>> Start DATA TO PROCESS

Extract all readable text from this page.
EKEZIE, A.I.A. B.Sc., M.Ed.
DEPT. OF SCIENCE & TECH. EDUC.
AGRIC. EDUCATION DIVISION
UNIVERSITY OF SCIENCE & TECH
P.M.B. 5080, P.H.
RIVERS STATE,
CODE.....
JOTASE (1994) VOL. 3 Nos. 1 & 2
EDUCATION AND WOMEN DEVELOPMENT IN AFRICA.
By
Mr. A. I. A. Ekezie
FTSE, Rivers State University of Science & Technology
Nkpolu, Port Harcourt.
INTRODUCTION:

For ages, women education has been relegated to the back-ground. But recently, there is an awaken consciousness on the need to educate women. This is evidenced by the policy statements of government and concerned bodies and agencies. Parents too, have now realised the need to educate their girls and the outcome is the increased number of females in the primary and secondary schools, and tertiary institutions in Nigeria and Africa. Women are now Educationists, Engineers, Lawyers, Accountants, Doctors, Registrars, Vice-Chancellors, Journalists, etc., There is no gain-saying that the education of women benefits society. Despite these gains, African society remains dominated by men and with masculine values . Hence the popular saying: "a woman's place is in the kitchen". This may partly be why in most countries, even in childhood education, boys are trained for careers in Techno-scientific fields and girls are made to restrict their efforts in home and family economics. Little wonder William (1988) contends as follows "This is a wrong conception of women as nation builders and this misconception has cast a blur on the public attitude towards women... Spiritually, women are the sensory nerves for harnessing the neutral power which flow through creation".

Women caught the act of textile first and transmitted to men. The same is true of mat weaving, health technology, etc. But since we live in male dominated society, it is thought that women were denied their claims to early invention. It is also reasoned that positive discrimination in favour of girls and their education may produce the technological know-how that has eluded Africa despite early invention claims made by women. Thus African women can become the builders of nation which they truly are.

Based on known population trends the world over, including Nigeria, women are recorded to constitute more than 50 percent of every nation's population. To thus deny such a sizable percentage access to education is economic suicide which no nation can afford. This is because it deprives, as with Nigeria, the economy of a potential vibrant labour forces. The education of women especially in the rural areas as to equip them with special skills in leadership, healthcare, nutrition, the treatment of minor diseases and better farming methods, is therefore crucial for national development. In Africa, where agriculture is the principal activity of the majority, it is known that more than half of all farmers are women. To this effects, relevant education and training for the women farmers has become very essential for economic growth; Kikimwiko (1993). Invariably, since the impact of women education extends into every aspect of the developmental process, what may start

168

>> End DATA TO PROCESS

THE EXERCISE ->
Your task is to print the whole listing again exactly.

TASK SOLUTION ->
Extract all readable text from this page.
EKEZIE, A.I.A. B.Sc., M.Ed.
DEPT. OF SCIENCE & TECH. EDUC.
AGRIC. EDUCATION DIVISION
UNIVERSITY OF SCIENCE & TECH
P.M.B. 5080, P.H.
RIVERS STATE,
CODE.....
JOTASE (1994) VOL. 3 Nos. 1 & 2
EDUCATION AND WOMEN DEVELOPMENT IN AFRICA.
By
Mr. A. I. A. Ekezie
FTSE, Rivers State University of Science & Technology
Nkpolu, Port Harcourt.
INTRODUCTION:

For ages, women education has been relegated to the back-ground. But recently, there is an awaken consciousness on the need to educate women. This is evidenced by the policy statements of government and concerned bodies and agencies. Parents too, have now realised the need to educate their girls and the outcome is the increased number of females in the primary and secondary schools, and tertiary institutions in Nigeria and Africa. Women are now Educationists, Engineers, Lawyers, Accountants, Doctors, Registrars, Vice-Chancellors, Journalists, etc., There is no gain-saying that the education of women benefits society. Despite these gains, African society remains dominated by men and with masculine values . Hence the popular saying: "a woman's place is in the kitchen". This may partly be why in most countries, even in childhood education, boys are trained for careers in Techno-scientific fields and girls are made to restrict their efforts in home and family economics. Little wonder William (1988) contends as follows "This is a wrong conception of women as nation builders and this misconception has cast a blur on the public attitude towards women... Spiritually, women are the sensory nerves for harnessing the neutral power which flow through creation".

Women caught the act of textile first and transmitted to men. The same is true of mat weaving, health technology, etc. But since we live in male dominated society, it is thought that women were denied their claims to early invention. It is also reasoned that positive discrimination in favour of girls and their education may produce the technological know-how that has eluded Africa despite early invention claims made by women. Thus African women can become the builders of nation which they truly are.

Based on known population trends the world over, including Nigeria, women are recorded to constitute more than 50 percent of every nation's population. To thus deny such a sizable percentage access to education is economic suicide which no nation can afford. This is because it deprives, as with Nigeria, the economy of a potential vibrant labour forces. The education of women especially in the rural areas as to equip them with special skills in leadership, healthcare, nutrition, the treatment of minor diseases and better farming methods, is therefore crucial for national development. In Africa, where agriculture is the principal activity of the majority, it is known that more than half of all farmers are women. To this effects, relevant education and training for the women farmers has become very essential for economic growth; Kikimwiko (1993). Invariably, since the impact of women education extends into every aspect of the developmental process, what may start

168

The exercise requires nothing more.